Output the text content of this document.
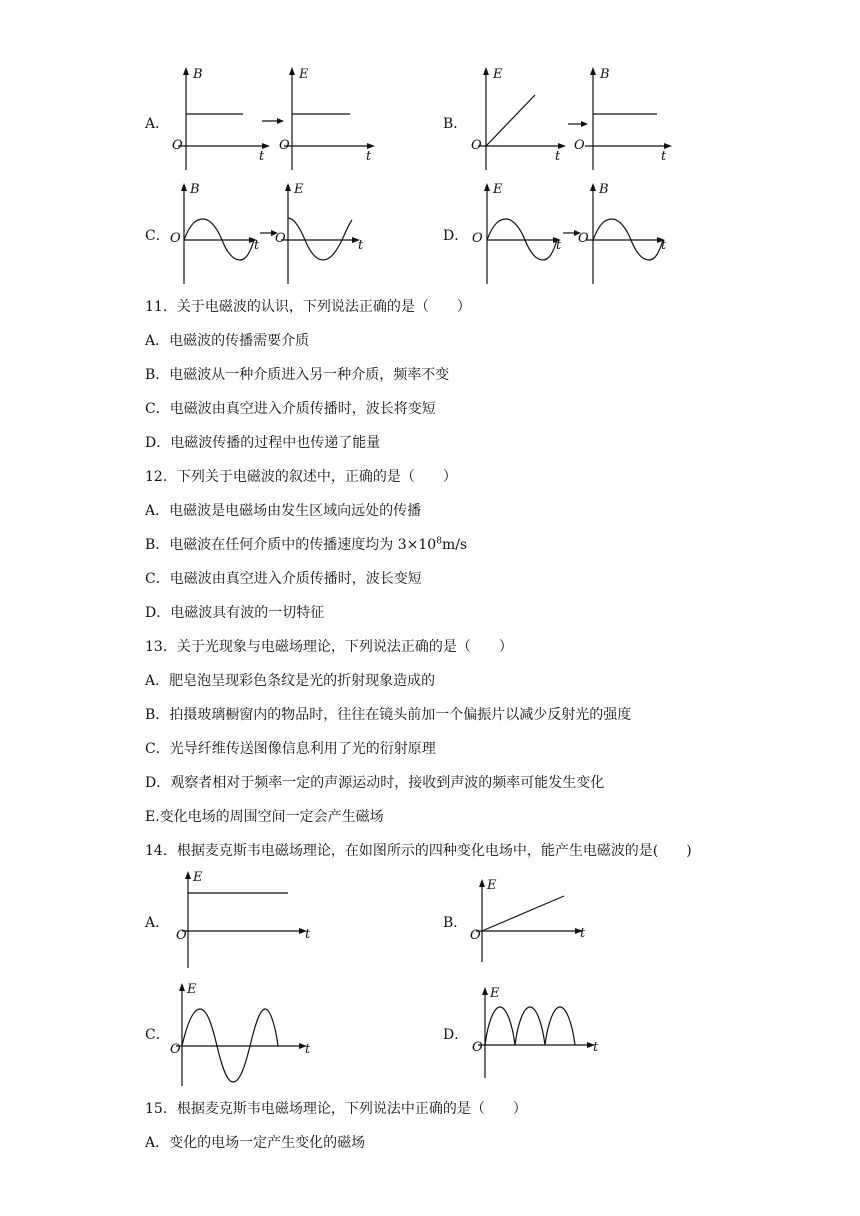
A．
B
O
t
E
O
t
B．
E
O
t
B
O
t
C．
B
O	t
E
O	t
D．
E
O	t
B
O	t
11．关于电磁波的认识，下列说法正确的是（　　）
A．电磁波的传播需要介质
B．电磁波从一种介质进入另一种介质，频率不变
C．电磁波由真空进入介质传播时，波长将变短
D．电磁波传播的过程中也传递了能量
12．下列关于电磁波的叙述中，正确的是（　　）
A．电磁波是电磁场由发生区域向远处的传播
B．电磁波在任何介质中的传播速度均为 $3\times 10^8m/s$
C．电磁波由真空进入介质传播时，波长变短
D．电磁波具有波的一切特征
13．关于光现象与电磁场理论，下列说法正确的是（　　）
A．肥皂泡呈现彩色条纹是光的折射现象造成的
B．拍摄玻璃橱窗内的物品时，往往在镜头前加一个偏振片以减少反射光的强度
C．光导纤维传送图像信息利用了光的衍射原理
D．观察者相对于频率一定的声源运动时，接收到声波的频率可能发生变化
E.变化电场的周围空间一定会产生磁场
14．根据麦克斯韦电磁场理论，在如图所示的四种变化电场中，能产生电磁波的是(　　)
A．	B．
C．	D．
E
O	t
E
O	t
E
O	t
E
O	t
15．根据麦克斯韦电磁场理论，下列说法中正确的是（　　）
A．变化的电场一定产生变化的磁场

+---+

▶ **EXERCISE DESCRIPTION**: Write out the records above exactly as they appear, leaving out any pictures.

▶ **FULL RESPONSE**:
Output the text content of this document.
A．
B
O
t
E
O
t
B．
E
O
t
B
O
t
C．
B
O	t
E
O	t
D．
E
O	t
B
O	t
11．关于电磁波的认识，下列说法正确的是（　　）
A．电磁波的传播需要介质
B．电磁波从一种介质进入另一种介质，频率不变
C．电磁波由真空进入介质传播时，波长将变短
D．电磁波传播的过程中也传递了能量
12．下列关于电磁波的叙述中，正确的是（　　）
A．电磁波是电磁场由发生区域向远处的传播
B．电磁波在任何介质中的传播速度均为 $3\times 10^8m/s$
C．电磁波由真空进入介质传播时，波长变短
D．电磁波具有波的一切特征
13．关于光现象与电磁场理论，下列说法正确的是（　　）
A．肥皂泡呈现彩色条纹是光的折射现象造成的
B．拍摄玻璃橱窗内的物品时，往往在镜头前加一个偏振片以减少反射光的强度
C．光导纤维传送图像信息利用了光的衍射原理
D．观察者相对于频率一定的声源运动时，接收到声波的频率可能发生变化
E.变化电场的周围空间一定会产生磁场
14．根据麦克斯韦电磁场理论，在如图所示的四种变化电场中，能产生电磁波的是(　　)
A．	B．
C．	D．
E
O	t
E
O	t
E
O	t
E
O	t
15．根据麦克斯韦电磁场理论，下列说法中正确的是（　　）
A．变化的电场一定产生变化的磁场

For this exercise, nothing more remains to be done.